- [Challenge]: Copy out the lines of the records below word for word, beginning with the first line and ending with the line that contains "363, 677, 381]", with both of those lines included.

— Start Material provided —

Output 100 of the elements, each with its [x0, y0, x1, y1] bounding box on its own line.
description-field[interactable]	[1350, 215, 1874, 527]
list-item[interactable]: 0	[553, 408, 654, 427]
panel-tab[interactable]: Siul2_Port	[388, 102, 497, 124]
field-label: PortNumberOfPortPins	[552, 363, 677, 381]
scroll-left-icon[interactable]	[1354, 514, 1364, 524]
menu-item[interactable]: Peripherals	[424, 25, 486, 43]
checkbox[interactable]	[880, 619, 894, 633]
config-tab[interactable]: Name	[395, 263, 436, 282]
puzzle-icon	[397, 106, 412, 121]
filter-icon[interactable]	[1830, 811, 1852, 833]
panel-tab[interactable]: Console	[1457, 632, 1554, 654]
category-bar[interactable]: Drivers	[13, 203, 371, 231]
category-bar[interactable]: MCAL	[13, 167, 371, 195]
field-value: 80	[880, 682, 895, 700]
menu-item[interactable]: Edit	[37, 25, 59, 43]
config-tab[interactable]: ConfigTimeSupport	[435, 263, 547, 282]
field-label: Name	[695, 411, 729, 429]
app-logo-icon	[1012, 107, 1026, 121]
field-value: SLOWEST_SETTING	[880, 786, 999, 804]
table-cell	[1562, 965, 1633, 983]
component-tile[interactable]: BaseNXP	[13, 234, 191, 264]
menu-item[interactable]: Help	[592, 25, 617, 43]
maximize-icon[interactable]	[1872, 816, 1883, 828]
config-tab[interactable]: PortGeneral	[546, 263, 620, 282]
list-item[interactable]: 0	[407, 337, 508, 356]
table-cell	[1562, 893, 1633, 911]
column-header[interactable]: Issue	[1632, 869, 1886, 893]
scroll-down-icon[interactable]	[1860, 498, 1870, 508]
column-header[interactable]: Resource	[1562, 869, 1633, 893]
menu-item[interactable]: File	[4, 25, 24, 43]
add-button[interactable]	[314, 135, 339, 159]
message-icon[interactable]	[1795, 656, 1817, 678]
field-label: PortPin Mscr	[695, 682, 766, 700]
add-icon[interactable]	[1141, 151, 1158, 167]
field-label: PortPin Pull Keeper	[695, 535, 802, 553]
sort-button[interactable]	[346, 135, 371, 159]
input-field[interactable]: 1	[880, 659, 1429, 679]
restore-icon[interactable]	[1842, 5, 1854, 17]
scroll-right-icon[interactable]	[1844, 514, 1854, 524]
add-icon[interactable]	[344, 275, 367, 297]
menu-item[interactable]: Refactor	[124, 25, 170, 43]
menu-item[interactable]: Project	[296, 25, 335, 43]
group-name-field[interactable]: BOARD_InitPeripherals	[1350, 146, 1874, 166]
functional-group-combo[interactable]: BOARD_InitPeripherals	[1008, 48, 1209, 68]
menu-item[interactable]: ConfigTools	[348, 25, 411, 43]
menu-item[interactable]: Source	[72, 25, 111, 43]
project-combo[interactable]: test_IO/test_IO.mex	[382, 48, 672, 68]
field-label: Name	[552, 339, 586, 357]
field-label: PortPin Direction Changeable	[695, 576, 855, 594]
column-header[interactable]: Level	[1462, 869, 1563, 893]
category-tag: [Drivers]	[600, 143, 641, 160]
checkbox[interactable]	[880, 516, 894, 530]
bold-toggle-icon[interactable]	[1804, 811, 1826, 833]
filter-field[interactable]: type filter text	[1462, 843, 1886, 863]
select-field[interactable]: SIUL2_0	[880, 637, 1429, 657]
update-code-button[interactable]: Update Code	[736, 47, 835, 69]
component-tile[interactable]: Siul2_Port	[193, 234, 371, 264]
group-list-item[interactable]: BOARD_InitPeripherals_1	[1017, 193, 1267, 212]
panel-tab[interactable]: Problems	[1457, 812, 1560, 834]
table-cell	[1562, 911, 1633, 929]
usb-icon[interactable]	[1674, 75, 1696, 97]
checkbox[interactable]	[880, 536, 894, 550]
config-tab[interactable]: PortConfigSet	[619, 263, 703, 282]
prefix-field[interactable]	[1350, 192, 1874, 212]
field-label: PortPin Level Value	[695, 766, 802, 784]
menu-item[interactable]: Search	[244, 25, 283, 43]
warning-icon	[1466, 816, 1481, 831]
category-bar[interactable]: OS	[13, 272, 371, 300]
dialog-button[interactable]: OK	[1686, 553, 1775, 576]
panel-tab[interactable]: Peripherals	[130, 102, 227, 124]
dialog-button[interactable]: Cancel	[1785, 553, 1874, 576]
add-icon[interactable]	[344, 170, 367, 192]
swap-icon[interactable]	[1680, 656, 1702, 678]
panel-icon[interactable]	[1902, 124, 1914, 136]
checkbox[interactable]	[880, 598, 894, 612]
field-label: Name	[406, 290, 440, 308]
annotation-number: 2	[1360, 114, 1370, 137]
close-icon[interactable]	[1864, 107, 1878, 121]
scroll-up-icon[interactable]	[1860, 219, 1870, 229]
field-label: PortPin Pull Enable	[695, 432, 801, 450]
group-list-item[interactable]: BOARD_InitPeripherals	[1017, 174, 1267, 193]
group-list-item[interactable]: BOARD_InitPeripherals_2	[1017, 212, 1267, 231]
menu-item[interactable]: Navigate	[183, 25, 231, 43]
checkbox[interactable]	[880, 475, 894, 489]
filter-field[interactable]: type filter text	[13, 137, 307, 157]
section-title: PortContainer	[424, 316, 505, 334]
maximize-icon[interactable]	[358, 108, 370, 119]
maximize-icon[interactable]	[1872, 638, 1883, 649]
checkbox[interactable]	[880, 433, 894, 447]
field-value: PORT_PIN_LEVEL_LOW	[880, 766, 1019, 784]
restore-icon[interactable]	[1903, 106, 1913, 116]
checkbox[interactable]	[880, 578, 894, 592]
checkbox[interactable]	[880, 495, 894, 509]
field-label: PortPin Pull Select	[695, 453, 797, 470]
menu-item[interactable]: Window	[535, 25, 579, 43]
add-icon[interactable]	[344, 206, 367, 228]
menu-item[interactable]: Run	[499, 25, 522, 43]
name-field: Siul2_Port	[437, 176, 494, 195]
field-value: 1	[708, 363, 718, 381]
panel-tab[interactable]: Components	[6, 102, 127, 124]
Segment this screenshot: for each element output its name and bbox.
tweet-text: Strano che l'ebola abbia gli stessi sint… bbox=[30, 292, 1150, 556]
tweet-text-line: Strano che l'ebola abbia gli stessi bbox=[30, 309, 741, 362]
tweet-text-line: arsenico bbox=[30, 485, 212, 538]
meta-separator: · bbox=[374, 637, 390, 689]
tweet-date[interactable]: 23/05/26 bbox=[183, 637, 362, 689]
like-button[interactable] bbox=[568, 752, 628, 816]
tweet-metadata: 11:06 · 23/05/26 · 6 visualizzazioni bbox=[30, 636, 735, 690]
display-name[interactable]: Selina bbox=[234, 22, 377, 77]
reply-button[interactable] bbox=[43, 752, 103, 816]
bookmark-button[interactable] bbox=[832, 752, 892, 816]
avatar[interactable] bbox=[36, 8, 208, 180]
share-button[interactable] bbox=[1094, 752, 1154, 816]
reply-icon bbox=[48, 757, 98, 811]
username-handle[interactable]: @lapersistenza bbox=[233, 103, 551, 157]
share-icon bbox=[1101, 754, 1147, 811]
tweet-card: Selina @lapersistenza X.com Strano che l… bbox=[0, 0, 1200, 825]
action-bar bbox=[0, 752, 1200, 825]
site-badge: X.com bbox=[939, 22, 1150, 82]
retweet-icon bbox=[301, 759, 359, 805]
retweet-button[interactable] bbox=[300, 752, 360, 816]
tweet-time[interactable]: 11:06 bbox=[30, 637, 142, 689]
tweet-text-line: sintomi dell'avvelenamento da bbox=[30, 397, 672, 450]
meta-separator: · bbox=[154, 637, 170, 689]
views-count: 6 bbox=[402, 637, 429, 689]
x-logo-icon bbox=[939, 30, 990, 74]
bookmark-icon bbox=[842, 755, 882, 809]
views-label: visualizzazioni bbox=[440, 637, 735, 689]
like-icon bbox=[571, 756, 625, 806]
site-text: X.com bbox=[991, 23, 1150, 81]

— End Material provided —

- [In response]:
Output 100 of the elements, each with its [x0, y0, x1, y1] bounding box on its own line.
description-field[interactable]	[1350, 215, 1874, 527]
list-item[interactable]: 0	[553, 408, 654, 427]
panel-tab[interactable]: Siul2_Port	[388, 102, 497, 124]
field-label: PortNumberOfPortPins	[552, 363, 677, 381]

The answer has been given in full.